# Set problem
From the entries provided below, copy each line that contains the word "Contient".

[Dataset records]
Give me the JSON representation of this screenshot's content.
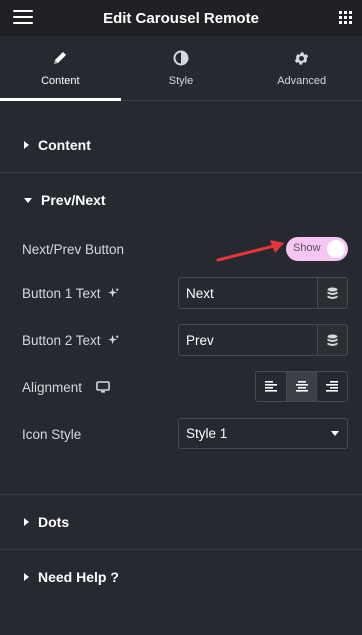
{
  "header": {
    "title": "Edit Carousel Remote"
  },
  "tabs": [
    {
      "label": "Content",
      "icon": "pencil-icon",
      "active": true
    },
    {
      "label": "Style",
      "icon": "half-circle-icon",
      "active": false
    },
    {
      "label": "Advanced",
      "icon": "gear-icon",
      "active": false
    }
  ],
  "sections": {
    "content": {
      "title": "Content",
      "expanded": false
    },
    "prevnext": {
      "title": "Prev/Next",
      "expanded": true,
      "next_prev_button": {
        "label": "Next/Prev Button",
        "toggle_text": "Show",
        "on": true
      },
      "button1": {
        "label": "Button 1 Text",
        "value": "Next"
      },
      "button2": {
        "label": "Button 2 Text",
        "value": "Prev"
      },
      "alignment": {
        "label": "Alignment",
        "options": [
          "left",
          "center",
          "right"
        ],
        "selected": "center"
      },
      "icon_style": {
        "label": "Icon Style",
        "value": "Style 1"
      }
    },
    "dots": {
      "title": "Dots",
      "expanded": false
    },
    "help": {
      "title": "Need Help ?",
      "expanded": false
    }
  },
  "colors": {
    "background": "#26292f",
    "header": "#1f2124",
    "toggle": "#f5c6f4",
    "annotation_arrow": "#e8353a"
  }
}
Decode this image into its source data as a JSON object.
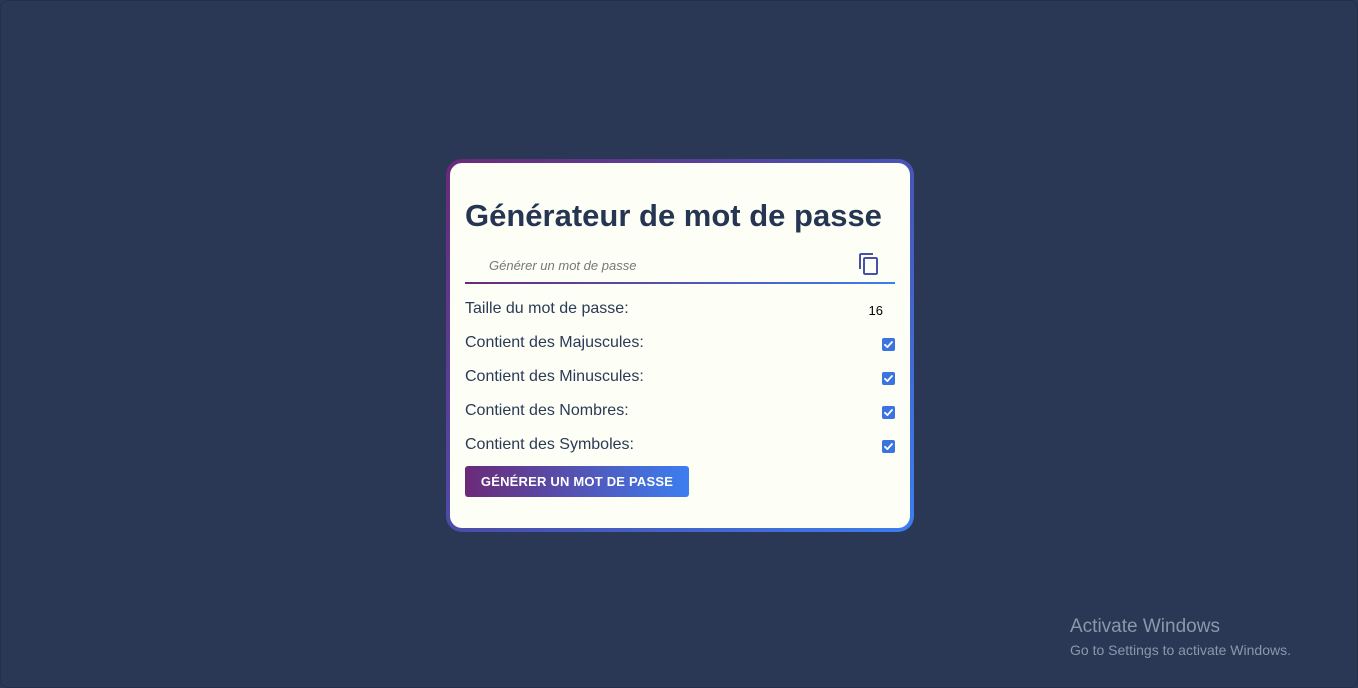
{
  "app": {
    "title": "Générateur de mot de passe"
  },
  "password": {
    "placeholder": "Générer un mot de passe",
    "copy_icon": "copy-icon"
  },
  "options": {
    "length": {
      "label": "Taille du mot de passe:",
      "value": "16"
    },
    "uppercase": {
      "label": "Contient des Majuscules:",
      "checked": true
    },
    "lowercase": {
      "label": "Contient des Minuscules:",
      "checked": true
    },
    "numbers": {
      "label": "Contient des Nombres:",
      "checked": true
    },
    "symbols": {
      "label": "Contient des Symboles:",
      "checked": true
    }
  },
  "actions": {
    "generate_label": "GÉNÉRER UN MOT DE PASSE"
  },
  "colors": {
    "background": "#2a3856",
    "card": "#fdfff7",
    "accent_start": "#6b2a78",
    "accent_end": "#3c7ef0",
    "checkbox": "#3b73e0",
    "text": "#263652"
  },
  "watermark": {
    "title": "Activate Windows",
    "subtitle": "Go to Settings to activate Windows."
  }
}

# Final answer
      "label": "Contient des Majuscules:",
      "label": "Contient des Minuscules:",
      "label": "Contient des Nombres:",
      "label": "Contient des Symboles:",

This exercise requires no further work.